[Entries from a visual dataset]
• • • •

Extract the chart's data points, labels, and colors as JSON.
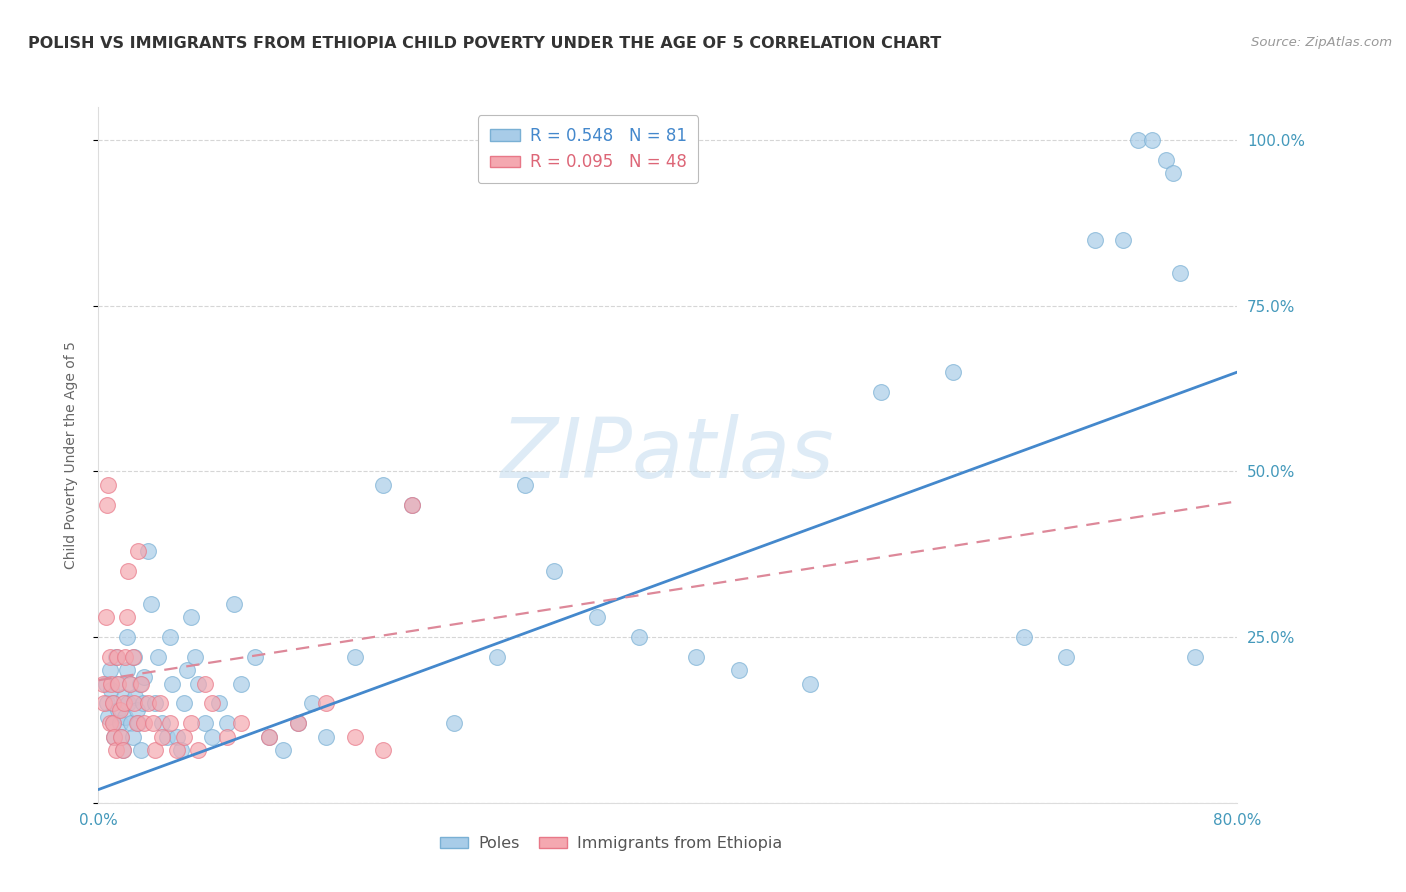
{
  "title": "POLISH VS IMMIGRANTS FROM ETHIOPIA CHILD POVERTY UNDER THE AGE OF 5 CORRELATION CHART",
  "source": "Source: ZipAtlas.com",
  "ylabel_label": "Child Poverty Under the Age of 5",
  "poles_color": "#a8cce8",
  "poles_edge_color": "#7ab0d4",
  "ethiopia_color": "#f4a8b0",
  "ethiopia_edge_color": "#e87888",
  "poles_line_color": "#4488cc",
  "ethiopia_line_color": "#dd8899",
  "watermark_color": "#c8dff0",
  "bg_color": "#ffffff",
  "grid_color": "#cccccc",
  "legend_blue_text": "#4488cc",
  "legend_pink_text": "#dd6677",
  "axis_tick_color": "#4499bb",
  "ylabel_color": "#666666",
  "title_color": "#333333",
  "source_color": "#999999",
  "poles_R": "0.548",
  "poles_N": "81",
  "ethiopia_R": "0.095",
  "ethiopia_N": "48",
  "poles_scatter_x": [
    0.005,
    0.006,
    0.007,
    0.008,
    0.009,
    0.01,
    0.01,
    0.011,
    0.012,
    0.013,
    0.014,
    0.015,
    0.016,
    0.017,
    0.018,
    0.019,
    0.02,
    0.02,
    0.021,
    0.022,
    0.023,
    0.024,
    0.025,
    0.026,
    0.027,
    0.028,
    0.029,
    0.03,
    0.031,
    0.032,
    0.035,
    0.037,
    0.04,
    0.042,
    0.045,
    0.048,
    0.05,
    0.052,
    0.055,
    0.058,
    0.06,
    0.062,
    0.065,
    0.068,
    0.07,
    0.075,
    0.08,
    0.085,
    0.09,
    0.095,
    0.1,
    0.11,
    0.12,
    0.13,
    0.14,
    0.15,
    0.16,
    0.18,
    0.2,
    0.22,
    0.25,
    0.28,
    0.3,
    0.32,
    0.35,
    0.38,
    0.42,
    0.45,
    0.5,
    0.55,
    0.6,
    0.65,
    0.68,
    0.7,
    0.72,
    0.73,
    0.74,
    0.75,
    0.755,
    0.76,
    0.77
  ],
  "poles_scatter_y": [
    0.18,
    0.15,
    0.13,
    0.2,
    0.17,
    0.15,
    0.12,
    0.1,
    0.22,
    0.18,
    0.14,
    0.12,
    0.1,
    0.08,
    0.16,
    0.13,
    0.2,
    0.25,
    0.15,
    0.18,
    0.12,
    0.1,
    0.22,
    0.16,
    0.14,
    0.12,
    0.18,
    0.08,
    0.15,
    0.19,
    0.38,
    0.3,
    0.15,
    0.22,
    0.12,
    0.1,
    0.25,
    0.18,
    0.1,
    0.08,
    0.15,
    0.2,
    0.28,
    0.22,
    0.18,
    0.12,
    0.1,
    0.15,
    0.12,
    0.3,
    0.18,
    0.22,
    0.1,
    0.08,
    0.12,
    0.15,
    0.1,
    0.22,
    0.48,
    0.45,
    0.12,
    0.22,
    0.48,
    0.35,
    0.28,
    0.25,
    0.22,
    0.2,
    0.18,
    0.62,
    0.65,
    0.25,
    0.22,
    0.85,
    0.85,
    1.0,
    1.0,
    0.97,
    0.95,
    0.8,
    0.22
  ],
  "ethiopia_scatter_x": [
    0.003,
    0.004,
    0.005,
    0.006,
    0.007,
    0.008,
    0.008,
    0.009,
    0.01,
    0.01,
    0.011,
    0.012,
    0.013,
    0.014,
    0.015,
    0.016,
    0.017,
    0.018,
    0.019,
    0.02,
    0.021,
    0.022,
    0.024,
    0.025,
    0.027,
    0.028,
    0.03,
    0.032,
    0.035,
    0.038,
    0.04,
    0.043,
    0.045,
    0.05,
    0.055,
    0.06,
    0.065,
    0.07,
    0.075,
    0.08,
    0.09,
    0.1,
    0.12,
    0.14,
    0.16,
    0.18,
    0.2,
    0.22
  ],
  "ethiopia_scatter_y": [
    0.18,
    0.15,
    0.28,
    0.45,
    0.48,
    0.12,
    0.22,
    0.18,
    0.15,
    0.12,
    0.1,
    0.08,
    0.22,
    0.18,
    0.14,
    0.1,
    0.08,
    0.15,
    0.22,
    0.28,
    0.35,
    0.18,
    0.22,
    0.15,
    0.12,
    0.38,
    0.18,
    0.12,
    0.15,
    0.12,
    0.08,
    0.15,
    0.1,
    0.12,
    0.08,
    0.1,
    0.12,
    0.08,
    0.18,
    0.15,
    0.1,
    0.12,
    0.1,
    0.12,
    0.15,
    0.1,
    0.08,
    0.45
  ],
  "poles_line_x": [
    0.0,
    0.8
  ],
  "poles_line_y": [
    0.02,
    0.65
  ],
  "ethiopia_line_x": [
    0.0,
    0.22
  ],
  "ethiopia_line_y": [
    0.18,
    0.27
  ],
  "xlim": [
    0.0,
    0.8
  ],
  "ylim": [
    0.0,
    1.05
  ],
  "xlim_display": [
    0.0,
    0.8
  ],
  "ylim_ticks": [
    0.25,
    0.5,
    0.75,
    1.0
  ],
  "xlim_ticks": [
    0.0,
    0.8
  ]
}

• • • •

## Problem requirements
Each entry shown above must be quoted exactly, with its pictures left out.

## Reply to the exercise
Extract the chart's data points, labels, and colors as JSON.
{
  "title": "POLISH VS IMMIGRANTS FROM ETHIOPIA CHILD POVERTY UNDER THE AGE OF 5 CORRELATION CHART",
  "source": "Source: ZipAtlas.com",
  "ylabel_label": "Child Poverty Under the Age of 5",
  "poles_color": "#a8cce8",
  "poles_edge_color": "#7ab0d4",
  "ethiopia_color": "#f4a8b0",
  "ethiopia_edge_color": "#e87888",
  "poles_line_color": "#4488cc",
  "ethiopia_line_color": "#dd8899",
  "watermark_color": "#c8dff0",
  "bg_color": "#ffffff",
  "grid_color": "#cccccc",
  "legend_blue_text": "#4488cc",
  "legend_pink_text": "#dd6677",
  "axis_tick_color": "#4499bb",
  "ylabel_color": "#666666",
  "title_color": "#333333",
  "source_color": "#999999",
  "poles_R": "0.548",
  "poles_N": "81",
  "ethiopia_R": "0.095",
  "ethiopia_N": "48",
  "poles_scatter_x": [
    0.005,
    0.006,
    0.007,
    0.008,
    0.009,
    0.01,
    0.01,
    0.011,
    0.012,
    0.013,
    0.014,
    0.015,
    0.016,
    0.017,
    0.018,
    0.019,
    0.02,
    0.02,
    0.021,
    0.022,
    0.023,
    0.024,
    0.025,
    0.026,
    0.027,
    0.028,
    0.029,
    0.03,
    0.031,
    0.032,
    0.035,
    0.037,
    0.04,
    0.042,
    0.045,
    0.048,
    0.05,
    0.052,
    0.055,
    0.058,
    0.06,
    0.062,
    0.065,
    0.068,
    0.07,
    0.075,
    0.08,
    0.085,
    0.09,
    0.095,
    0.1,
    0.11,
    0.12,
    0.13,
    0.14,
    0.15,
    0.16,
    0.18,
    0.2,
    0.22,
    0.25,
    0.28,
    0.3,
    0.32,
    0.35,
    0.38,
    0.42,
    0.45,
    0.5,
    0.55,
    0.6,
    0.65,
    0.68,
    0.7,
    0.72,
    0.73,
    0.74,
    0.75,
    0.755,
    0.76,
    0.77
  ],
  "poles_scatter_y": [
    0.18,
    0.15,
    0.13,
    0.2,
    0.17,
    0.15,
    0.12,
    0.1,
    0.22,
    0.18,
    0.14,
    0.12,
    0.1,
    0.08,
    0.16,
    0.13,
    0.2,
    0.25,
    0.15,
    0.18,
    0.12,
    0.1,
    0.22,
    0.16,
    0.14,
    0.12,
    0.18,
    0.08,
    0.15,
    0.19,
    0.38,
    0.3,
    0.15,
    0.22,
    0.12,
    0.1,
    0.25,
    0.18,
    0.1,
    0.08,
    0.15,
    0.2,
    0.28,
    0.22,
    0.18,
    0.12,
    0.1,
    0.15,
    0.12,
    0.3,
    0.18,
    0.22,
    0.1,
    0.08,
    0.12,
    0.15,
    0.1,
    0.22,
    0.48,
    0.45,
    0.12,
    0.22,
    0.48,
    0.35,
    0.28,
    0.25,
    0.22,
    0.2,
    0.18,
    0.62,
    0.65,
    0.25,
    0.22,
    0.85,
    0.85,
    1.0,
    1.0,
    0.97,
    0.95,
    0.8,
    0.22
  ],
  "ethiopia_scatter_x": [
    0.003,
    0.004,
    0.005,
    0.006,
    0.007,
    0.008,
    0.008,
    0.009,
    0.01,
    0.01,
    0.011,
    0.012,
    0.013,
    0.014,
    0.015,
    0.016,
    0.017,
    0.018,
    0.019,
    0.02,
    0.021,
    0.022,
    0.024,
    0.025,
    0.027,
    0.028,
    0.03,
    0.032,
    0.035,
    0.038,
    0.04,
    0.043,
    0.045,
    0.05,
    0.055,
    0.06,
    0.065,
    0.07,
    0.075,
    0.08,
    0.09,
    0.1,
    0.12,
    0.14,
    0.16,
    0.18,
    0.2,
    0.22
  ],
  "ethiopia_scatter_y": [
    0.18,
    0.15,
    0.28,
    0.45,
    0.48,
    0.12,
    0.22,
    0.18,
    0.15,
    0.12,
    0.1,
    0.08,
    0.22,
    0.18,
    0.14,
    0.1,
    0.08,
    0.15,
    0.22,
    0.28,
    0.35,
    0.18,
    0.22,
    0.15,
    0.12,
    0.38,
    0.18,
    0.12,
    0.15,
    0.12,
    0.08,
    0.15,
    0.1,
    0.12,
    0.08,
    0.1,
    0.12,
    0.08,
    0.18,
    0.15,
    0.1,
    0.12,
    0.1,
    0.12,
    0.15,
    0.1,
    0.08,
    0.45
  ],
  "poles_line_x": [
    0.0,
    0.8
  ],
  "poles_line_y": [
    0.02,
    0.65
  ],
  "ethiopia_line_x": [
    0.0,
    0.22
  ],
  "ethiopia_line_y": [
    0.18,
    0.27
  ],
  "xlim": [
    0.0,
    0.8
  ],
  "ylim": [
    0.0,
    1.05
  ],
  "xlim_display": [
    0.0,
    0.8
  ],
  "ylim_ticks": [
    0.25,
    0.5,
    0.75,
    1.0
  ],
  "xlim_ticks": [
    0.0,
    0.8
  ]
}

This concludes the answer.